REQUIRED TASK A: In the rows, swap "gridline" for "grid-line" throughout the part that opens with the first row and closes with the line containing "x-tick-label-2026: 2026 <box>642", and return that part with everything else unchanged.

PAGE EXTRACT:

[Start]

Zufu Liu - 2022-01-09

OK, for VC STL, std::mutex is SRW lock for Win7+, and critical section for XP and Vista, see https://github.com/microsoft/STL/blob/main/stl/src/primitives.hpp#L111.

Some ideas:
1. Use durationWrapOneByte to estimate whether current line can be layout within a small time (e.g. several hundred milliseconds) without UI blocking.
2. (to make all compiler work) native thread pool ~~in platform layer~~ for PLAT_XXX, e.g. win32 QueueUserWorkItem() or CreateThreadpoolWork() (used by MSVC parallel algorithms, macOS dispatch_async(); or naive thread pool (for pthread) with std::thread::hardware_concurrency().
3. surface pool, or surface cache (based on style integer value or font, call SetFont() once and reuse the surface for MeasureWidths()).
4. lock free work list

std::vector<TextSegment> segmentList; std::atomic<int> segmentIndex; // increment only

Last edit: Zufu Liu 2022-01-09
If you would like to refer to this comment somewhere else in this project, copy and paste the following link:
- Neil Hodgson - 2022-01-09
  
  (2) C++ has std::async with std::launch::async but, like <execution> and std::shared_mutex there could be portability issues. There's a std::future returned at each call that should be waited for which may take time.
  https://en.cppreference.com/w/cpp/thread/async
  
  (3) SurfaceD2D::SetFont() isn't prominent in profiles and much of its code is not needed for MeasureWidths as it affects the render target which is not referenced later. The core DirectWrite object for measuring positions that takes the time is IDWriteTextLayout which is created and used inside MeasureWidths and not remembered. It may be possible to make Surface implementations (particularly SurfaceD2D) less stateful (use a local for pTextFormat instead of a field) so MeasureWidths is reentrant and multiple threads don't interfere then there is no need for multiple surfaces and a SurfacePool. As other platforms differ, there could be a 'reentrant MeasureWidths' feature support flag.
  
  If you would like to refer to this comment somewhere else in this project, copy and paste the following link:
  - Neil Hodgson - 2022-01-10
    
    std::async is available on each platform (although only MSVC uses a thread pool) and performs OK with moderate numbers of calls, including the [feature-requests:#1422] case. However, the SQL example which was fast with std::execution::par was almost as slow as the original sequential implementation and used much memory. Creating all the (14 million) tasks took ~20 seconds and waiting for and closing their futures took about half as much. More real threads (19) were used than std::execution::par (8). Could be viable with some chunking of segments so that fewer tasks are created.
    
    Related
    
    Feature Requests: #1422
    
    If you would like to refer to this comment somewhere else in this project, copy and paste the following link:

Zufu Liu - 2022-01-10

Patch to make SurfaceD2D measurement function stateless, including following changes:
1. Changed maxWidthMeasure and maxLenText in SurfaceGDI to static constexpr.

[End]

REQUIRED TASK B: Please extract the part of the forum thread that opens with the words containing "Patch to make" and closes with "to static constexpr.", copying it word for word.

SUPPLIED INFORMATION:
[Start]

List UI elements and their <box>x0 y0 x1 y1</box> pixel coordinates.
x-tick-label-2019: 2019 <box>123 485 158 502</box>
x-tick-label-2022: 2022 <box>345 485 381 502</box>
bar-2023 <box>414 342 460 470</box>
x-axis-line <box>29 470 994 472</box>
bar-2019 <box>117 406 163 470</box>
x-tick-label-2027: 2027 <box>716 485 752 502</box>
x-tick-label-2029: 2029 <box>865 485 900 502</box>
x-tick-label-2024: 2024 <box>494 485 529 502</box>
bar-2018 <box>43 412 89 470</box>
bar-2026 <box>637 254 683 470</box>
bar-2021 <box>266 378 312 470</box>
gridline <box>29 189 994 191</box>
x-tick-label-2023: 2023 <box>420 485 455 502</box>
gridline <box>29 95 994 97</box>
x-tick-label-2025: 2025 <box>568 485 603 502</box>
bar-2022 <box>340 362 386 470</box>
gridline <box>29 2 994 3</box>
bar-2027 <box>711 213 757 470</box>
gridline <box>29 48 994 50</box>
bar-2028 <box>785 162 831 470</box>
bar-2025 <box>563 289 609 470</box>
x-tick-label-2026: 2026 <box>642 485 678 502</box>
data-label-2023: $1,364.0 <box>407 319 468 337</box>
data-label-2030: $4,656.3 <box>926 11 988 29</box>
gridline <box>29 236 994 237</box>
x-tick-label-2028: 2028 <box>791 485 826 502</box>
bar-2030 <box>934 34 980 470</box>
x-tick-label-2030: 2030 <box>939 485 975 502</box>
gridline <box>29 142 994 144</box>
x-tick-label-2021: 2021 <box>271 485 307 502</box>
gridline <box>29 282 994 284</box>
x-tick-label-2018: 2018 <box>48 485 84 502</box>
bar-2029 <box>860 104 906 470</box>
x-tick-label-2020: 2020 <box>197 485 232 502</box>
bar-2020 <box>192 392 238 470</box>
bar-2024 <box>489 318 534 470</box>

[End]

FINAL RESULT A:
List UI elements and their <box>x0 y0 x1 y1</box> pixel coordinates.
x-tick-label-2019: 2019 <box>123 485 158 502</box>
x-tick-label-2022: 2022 <box>345 485 381 502</box>
bar-2023 <box>414 342 460 470</box>
x-axis-line <box>29 470 994 472</box>
bar-2019 <box>117 406 163 470</box>
x-tick-label-2027: 2027 <box>716 485 752 502</box>
x-tick-label-2029: 2029 <box>865 485 900 502</box>
x-tick-label-2024: 2024 <box>494 485 529 502</box>
bar-2018 <box>43 412 89 470</box>
bar-2026 <box>637 254 683 470</box>
bar-2021 <box>266 378 312 470</box>
grid-line <box>29 189 994 191</box>
x-tick-label-2023: 2023 <box>420 485 455 502</box>
grid-line <box>29 95 994 97</box>
x-tick-label-2025: 2025 <box>568 485 603 502</box>
bar-2022 <box>340 362 386 470</box>
grid-line <box>29 2 994 3</box>
bar-2027 <box>711 213 757 470</box>
grid-line <box>29 48 994 50</box>
bar-2028 <box>785 162 831 470</box>
bar-2025 <box>563 289 609 470</box>
x-tick-label-2026: 2026 <box>642 485 678 502</box>

FINAL RESULT B:
Patch to make SurfaceD2D measurement function stateless, including following changes:
1. Changed maxWidthMeasure and maxLenText in SurfaceGDI to static constexpr.